**WHAT THE TASK ASKS:**
Gather all lines with the word "Tokyo" in them.
··········
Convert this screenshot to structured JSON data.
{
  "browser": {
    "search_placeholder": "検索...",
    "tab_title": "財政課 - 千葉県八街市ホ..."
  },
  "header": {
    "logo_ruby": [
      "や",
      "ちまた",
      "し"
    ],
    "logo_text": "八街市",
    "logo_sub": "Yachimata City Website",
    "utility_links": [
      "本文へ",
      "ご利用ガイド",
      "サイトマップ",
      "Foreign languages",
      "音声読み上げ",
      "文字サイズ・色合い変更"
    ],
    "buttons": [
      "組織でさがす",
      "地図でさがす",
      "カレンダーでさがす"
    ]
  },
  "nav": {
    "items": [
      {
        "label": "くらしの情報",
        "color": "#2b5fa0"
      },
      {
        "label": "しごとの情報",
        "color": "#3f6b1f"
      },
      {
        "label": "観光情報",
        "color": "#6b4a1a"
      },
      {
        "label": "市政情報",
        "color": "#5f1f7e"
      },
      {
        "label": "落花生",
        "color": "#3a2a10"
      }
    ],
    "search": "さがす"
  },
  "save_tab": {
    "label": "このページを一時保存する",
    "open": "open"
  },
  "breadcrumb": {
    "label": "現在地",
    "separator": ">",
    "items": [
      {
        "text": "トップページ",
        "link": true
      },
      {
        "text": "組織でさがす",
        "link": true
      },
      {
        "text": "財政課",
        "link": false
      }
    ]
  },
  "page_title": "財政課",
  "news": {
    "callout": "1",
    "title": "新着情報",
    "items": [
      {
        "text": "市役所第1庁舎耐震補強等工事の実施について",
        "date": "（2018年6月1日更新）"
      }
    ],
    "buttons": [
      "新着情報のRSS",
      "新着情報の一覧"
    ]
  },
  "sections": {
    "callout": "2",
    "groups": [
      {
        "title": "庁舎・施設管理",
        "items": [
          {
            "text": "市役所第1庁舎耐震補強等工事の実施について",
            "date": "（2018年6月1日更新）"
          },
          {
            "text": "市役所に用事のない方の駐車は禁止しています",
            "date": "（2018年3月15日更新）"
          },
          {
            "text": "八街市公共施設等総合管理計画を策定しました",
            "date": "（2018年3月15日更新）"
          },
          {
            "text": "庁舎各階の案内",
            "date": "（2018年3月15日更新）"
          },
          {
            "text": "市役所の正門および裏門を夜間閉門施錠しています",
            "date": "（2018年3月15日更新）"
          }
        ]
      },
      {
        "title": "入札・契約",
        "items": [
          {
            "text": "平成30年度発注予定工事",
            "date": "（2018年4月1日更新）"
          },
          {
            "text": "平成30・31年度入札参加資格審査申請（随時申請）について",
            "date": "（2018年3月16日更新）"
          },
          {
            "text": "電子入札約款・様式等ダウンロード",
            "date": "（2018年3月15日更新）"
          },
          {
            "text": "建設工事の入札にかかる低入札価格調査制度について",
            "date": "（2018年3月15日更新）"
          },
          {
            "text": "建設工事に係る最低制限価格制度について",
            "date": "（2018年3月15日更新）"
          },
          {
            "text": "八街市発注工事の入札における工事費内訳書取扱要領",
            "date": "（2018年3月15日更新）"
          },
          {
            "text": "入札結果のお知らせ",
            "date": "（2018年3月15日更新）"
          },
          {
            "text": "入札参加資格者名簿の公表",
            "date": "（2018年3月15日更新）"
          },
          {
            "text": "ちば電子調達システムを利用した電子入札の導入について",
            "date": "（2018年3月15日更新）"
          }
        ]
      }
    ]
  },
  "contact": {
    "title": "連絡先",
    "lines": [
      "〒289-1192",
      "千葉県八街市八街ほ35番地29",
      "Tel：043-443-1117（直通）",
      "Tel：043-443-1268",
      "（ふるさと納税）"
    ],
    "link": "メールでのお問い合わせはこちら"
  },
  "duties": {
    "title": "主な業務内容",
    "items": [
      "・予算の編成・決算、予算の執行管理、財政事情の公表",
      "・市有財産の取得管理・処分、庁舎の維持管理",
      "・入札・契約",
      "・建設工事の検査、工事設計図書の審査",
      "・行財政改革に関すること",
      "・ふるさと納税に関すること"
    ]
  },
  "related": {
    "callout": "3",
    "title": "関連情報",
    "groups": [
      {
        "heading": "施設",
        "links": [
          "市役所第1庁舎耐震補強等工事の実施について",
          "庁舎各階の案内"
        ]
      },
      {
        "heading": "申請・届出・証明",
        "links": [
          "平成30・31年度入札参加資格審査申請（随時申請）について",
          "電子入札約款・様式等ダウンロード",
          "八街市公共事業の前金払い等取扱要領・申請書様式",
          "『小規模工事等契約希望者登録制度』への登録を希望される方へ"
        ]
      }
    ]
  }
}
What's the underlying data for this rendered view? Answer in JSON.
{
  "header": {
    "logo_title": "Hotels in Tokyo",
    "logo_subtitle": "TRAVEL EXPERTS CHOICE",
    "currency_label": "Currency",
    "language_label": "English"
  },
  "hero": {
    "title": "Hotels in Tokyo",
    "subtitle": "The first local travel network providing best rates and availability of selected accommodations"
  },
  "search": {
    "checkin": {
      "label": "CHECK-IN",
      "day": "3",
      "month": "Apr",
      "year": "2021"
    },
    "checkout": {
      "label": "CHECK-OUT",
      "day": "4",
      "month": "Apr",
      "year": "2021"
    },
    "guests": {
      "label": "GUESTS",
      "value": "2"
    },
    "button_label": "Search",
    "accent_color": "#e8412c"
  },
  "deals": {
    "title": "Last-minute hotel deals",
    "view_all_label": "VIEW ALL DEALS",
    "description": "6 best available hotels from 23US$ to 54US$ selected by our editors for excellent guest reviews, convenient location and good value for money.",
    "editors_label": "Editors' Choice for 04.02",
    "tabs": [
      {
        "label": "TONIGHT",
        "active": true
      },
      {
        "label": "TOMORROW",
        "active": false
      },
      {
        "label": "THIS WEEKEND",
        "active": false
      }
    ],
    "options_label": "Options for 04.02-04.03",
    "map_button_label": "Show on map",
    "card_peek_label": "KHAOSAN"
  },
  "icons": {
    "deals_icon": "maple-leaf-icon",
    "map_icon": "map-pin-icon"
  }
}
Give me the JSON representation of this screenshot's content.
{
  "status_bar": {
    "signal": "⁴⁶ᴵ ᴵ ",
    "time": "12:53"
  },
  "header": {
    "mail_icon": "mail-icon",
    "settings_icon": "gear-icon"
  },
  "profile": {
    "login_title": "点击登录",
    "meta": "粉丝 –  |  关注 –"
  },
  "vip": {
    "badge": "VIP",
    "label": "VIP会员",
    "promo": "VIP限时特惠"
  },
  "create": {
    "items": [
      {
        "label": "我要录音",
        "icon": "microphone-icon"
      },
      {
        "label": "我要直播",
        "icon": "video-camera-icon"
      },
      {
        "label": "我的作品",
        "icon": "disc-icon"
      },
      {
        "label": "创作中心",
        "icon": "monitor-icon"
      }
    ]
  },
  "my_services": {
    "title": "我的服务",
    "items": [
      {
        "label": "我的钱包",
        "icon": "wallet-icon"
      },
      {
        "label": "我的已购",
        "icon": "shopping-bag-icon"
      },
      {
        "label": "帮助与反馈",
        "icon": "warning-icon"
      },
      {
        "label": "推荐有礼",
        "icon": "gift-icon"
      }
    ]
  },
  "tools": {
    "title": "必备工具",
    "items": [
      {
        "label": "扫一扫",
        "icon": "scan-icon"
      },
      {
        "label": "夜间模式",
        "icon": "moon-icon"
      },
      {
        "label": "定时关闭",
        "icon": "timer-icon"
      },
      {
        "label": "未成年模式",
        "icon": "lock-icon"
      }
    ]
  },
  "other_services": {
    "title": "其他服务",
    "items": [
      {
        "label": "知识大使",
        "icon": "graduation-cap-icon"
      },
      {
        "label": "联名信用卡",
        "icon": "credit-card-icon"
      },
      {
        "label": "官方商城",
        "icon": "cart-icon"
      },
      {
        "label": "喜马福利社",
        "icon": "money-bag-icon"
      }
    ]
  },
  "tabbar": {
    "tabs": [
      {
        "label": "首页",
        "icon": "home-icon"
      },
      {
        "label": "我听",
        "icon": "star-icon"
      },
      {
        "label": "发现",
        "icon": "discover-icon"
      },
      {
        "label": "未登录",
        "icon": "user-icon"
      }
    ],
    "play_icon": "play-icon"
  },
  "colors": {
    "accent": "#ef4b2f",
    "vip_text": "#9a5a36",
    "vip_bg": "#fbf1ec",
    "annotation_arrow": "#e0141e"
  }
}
··········
**EXERCISE OUTPUT:**
    "logo_title": "Hotels in Tokyo",
    "title": "Hotels in Tokyo",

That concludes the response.